▶ [DESCRIPTION OF THE TASK]: State the number of lines that contain the word "screenshot", and add nothing else.

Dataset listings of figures
########################################
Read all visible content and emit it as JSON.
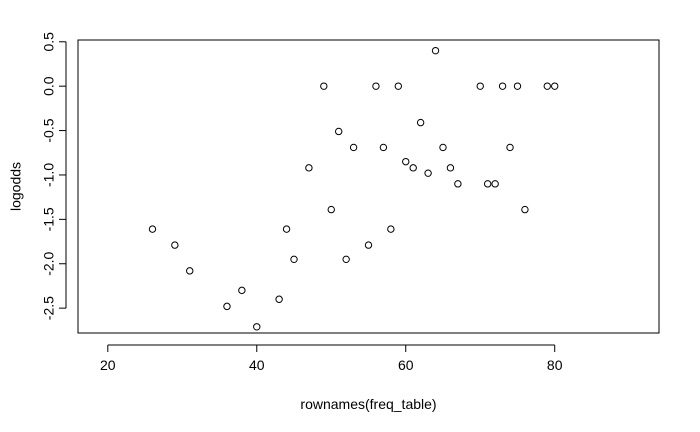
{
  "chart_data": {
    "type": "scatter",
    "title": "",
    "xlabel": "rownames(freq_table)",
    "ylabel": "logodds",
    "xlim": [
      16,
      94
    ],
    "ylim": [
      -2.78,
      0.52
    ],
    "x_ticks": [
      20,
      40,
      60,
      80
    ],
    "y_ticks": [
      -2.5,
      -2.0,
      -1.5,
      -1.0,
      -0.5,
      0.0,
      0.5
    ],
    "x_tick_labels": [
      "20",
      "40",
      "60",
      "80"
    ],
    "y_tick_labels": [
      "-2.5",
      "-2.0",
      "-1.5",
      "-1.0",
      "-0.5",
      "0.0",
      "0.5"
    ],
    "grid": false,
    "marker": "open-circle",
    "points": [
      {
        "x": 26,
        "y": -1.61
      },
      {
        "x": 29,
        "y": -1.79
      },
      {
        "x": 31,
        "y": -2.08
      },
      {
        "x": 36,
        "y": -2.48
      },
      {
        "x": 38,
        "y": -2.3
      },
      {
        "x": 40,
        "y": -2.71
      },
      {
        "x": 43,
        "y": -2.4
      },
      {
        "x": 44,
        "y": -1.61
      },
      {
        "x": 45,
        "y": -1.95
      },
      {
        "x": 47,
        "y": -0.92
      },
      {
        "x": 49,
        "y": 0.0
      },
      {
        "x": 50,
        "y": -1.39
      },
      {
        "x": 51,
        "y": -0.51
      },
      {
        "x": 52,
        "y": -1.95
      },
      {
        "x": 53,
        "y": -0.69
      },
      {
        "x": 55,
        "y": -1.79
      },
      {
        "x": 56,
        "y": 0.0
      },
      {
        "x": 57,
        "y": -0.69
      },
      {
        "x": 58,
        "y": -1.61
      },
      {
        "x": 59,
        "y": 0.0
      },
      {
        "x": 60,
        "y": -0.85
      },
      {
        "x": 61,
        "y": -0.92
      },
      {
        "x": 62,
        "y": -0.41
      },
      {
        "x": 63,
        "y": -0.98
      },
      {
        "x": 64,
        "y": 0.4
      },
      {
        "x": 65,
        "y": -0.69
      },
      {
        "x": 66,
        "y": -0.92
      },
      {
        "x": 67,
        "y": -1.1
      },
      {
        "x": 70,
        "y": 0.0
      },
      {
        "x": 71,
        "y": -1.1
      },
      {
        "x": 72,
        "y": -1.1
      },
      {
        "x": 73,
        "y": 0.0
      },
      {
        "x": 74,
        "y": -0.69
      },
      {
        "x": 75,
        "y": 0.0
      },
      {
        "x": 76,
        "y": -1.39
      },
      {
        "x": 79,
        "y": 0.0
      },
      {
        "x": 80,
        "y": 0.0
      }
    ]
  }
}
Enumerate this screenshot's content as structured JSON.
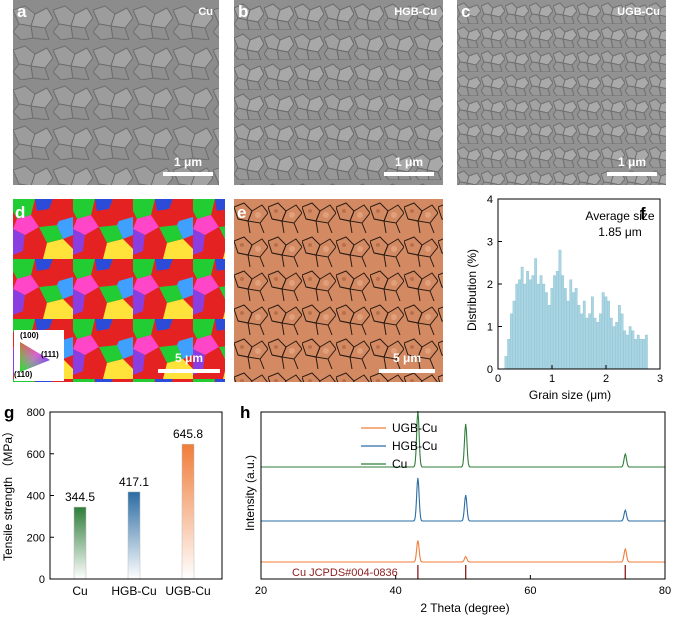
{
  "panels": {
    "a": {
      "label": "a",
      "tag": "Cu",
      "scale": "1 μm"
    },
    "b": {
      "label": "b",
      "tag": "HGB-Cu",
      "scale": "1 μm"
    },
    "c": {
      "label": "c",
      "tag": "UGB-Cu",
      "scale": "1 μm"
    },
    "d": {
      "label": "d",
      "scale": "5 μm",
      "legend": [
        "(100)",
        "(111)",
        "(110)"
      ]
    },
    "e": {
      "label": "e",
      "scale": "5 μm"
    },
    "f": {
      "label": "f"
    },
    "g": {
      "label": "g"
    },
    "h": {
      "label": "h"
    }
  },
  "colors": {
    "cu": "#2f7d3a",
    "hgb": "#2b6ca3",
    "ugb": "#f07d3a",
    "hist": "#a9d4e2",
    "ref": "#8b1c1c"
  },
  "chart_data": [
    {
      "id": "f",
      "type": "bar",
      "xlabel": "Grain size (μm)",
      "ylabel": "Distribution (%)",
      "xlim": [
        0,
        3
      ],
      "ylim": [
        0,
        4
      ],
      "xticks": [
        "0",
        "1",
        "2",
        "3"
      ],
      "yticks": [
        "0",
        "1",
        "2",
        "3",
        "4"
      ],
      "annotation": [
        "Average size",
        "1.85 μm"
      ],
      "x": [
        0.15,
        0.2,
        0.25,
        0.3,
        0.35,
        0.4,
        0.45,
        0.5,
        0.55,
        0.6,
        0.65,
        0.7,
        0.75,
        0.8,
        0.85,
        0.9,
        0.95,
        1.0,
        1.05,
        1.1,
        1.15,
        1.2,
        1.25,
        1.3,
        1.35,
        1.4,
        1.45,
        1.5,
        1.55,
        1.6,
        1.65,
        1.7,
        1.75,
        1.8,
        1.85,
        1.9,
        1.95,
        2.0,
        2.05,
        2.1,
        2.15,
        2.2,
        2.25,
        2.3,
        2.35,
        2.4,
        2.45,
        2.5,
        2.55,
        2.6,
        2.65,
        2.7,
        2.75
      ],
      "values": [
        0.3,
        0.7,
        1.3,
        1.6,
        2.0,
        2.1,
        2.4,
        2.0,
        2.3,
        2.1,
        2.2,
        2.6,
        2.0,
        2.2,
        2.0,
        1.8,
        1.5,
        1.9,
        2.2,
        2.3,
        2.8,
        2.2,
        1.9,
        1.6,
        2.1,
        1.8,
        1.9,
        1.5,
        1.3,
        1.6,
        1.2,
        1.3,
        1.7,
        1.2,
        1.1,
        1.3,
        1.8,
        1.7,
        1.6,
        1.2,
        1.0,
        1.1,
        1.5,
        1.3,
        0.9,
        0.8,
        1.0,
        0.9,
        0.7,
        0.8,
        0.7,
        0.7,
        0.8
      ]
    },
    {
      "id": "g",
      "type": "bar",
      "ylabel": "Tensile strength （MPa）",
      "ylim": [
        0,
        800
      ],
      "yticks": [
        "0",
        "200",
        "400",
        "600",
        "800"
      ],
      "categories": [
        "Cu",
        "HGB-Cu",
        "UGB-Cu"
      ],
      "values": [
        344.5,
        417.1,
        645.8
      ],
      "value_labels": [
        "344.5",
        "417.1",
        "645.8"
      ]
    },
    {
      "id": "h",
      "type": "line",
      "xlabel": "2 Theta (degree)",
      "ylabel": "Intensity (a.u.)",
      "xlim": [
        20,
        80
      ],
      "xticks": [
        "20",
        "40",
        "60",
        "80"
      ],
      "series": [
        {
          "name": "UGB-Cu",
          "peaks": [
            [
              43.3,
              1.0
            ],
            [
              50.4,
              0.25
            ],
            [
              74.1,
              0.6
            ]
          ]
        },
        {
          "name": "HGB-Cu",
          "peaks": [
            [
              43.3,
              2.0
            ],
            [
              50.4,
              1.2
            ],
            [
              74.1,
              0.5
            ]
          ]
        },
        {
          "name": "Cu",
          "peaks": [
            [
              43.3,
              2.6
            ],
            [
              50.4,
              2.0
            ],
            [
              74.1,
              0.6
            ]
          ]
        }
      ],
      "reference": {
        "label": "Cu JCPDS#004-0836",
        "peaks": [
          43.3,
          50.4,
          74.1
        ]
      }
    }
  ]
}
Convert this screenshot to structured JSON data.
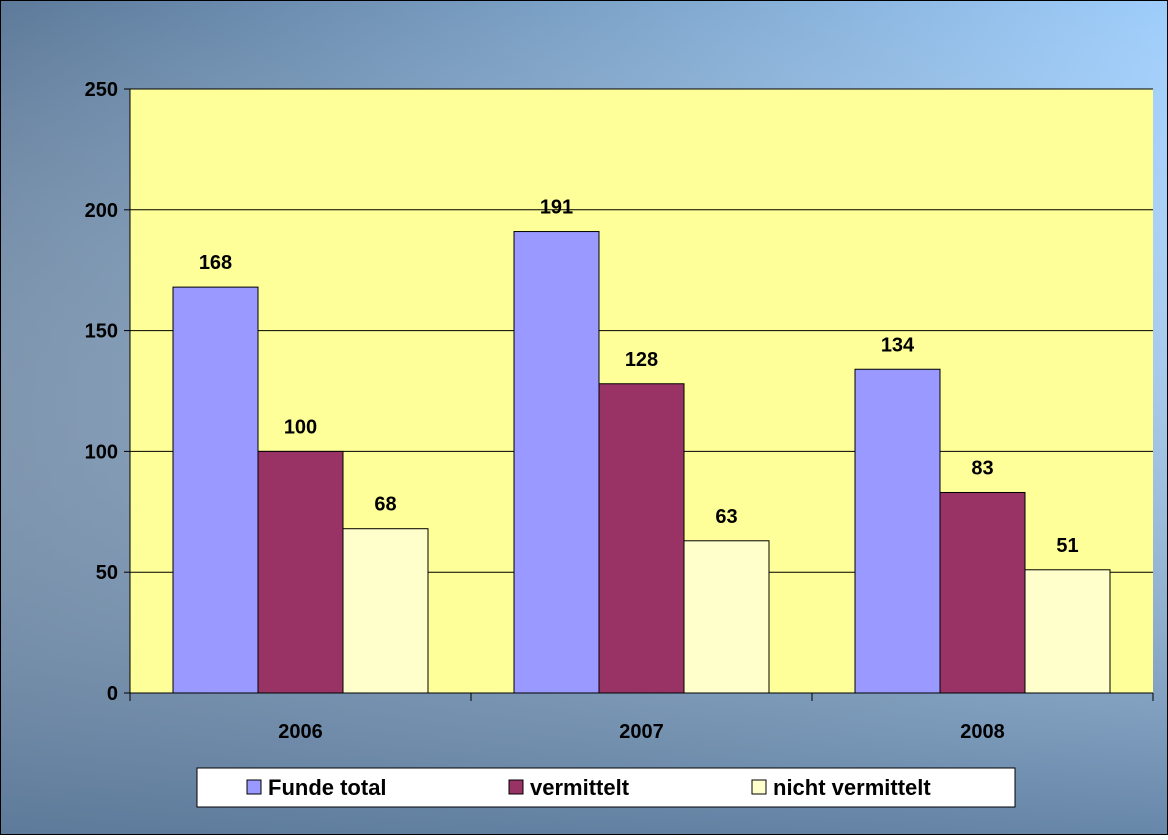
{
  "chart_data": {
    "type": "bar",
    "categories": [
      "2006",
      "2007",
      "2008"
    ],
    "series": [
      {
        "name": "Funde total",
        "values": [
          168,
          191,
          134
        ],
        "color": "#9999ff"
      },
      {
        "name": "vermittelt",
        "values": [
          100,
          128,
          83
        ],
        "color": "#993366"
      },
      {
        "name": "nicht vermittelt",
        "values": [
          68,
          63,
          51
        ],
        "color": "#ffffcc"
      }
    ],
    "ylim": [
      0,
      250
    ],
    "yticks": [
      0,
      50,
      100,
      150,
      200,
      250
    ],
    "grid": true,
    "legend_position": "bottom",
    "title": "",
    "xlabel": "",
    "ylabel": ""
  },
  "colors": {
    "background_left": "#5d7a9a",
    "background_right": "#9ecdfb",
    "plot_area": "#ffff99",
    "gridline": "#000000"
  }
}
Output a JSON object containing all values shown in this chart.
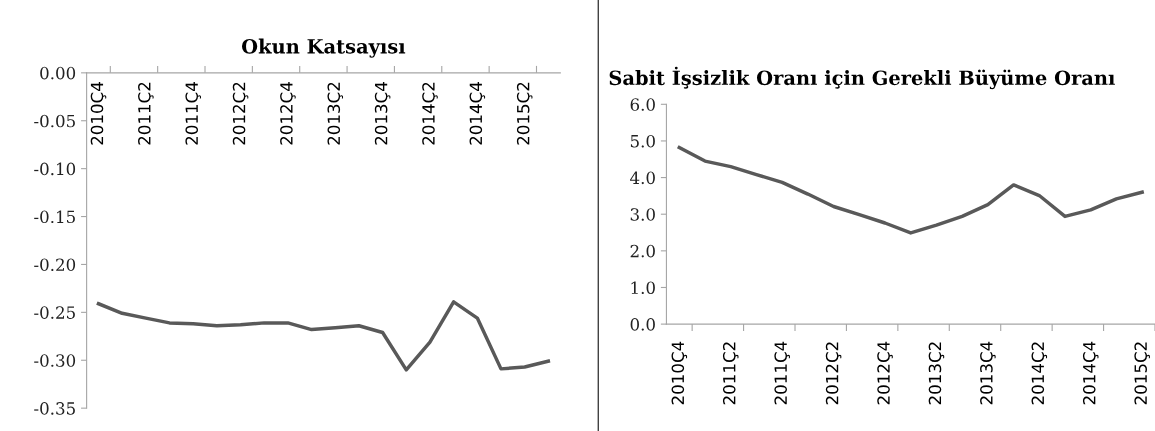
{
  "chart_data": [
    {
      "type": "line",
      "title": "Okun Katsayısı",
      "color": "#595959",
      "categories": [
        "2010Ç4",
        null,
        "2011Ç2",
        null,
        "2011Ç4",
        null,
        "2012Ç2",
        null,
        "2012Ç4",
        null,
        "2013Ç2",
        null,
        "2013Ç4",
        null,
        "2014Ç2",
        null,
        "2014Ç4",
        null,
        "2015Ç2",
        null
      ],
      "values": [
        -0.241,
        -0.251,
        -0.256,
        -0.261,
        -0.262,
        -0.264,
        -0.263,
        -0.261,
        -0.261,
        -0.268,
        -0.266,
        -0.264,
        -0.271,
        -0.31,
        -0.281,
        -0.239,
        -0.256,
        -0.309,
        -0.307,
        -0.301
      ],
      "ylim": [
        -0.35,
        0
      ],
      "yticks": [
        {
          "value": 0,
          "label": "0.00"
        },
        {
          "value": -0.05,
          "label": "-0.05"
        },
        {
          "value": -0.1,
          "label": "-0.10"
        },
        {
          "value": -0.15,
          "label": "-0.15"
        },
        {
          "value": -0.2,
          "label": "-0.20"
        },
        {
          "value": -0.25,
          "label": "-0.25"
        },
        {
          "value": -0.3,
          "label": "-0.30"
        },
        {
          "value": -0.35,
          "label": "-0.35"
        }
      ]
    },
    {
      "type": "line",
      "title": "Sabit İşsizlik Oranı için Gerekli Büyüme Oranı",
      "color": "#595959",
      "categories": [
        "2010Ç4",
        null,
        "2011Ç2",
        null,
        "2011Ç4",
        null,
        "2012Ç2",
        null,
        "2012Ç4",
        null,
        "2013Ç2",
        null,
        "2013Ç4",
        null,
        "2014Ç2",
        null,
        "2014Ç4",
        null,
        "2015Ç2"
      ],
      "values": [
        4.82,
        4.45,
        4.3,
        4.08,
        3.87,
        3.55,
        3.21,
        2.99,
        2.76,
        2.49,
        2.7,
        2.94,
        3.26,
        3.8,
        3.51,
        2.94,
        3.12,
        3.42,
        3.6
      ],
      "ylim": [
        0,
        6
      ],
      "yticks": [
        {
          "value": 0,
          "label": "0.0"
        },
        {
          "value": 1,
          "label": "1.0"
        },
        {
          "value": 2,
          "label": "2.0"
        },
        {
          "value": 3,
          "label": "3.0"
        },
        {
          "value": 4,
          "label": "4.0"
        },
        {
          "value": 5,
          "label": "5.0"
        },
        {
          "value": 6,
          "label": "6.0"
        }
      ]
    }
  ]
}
########################################
▶ [ANSWER FOR THIS EXERCISE]: 2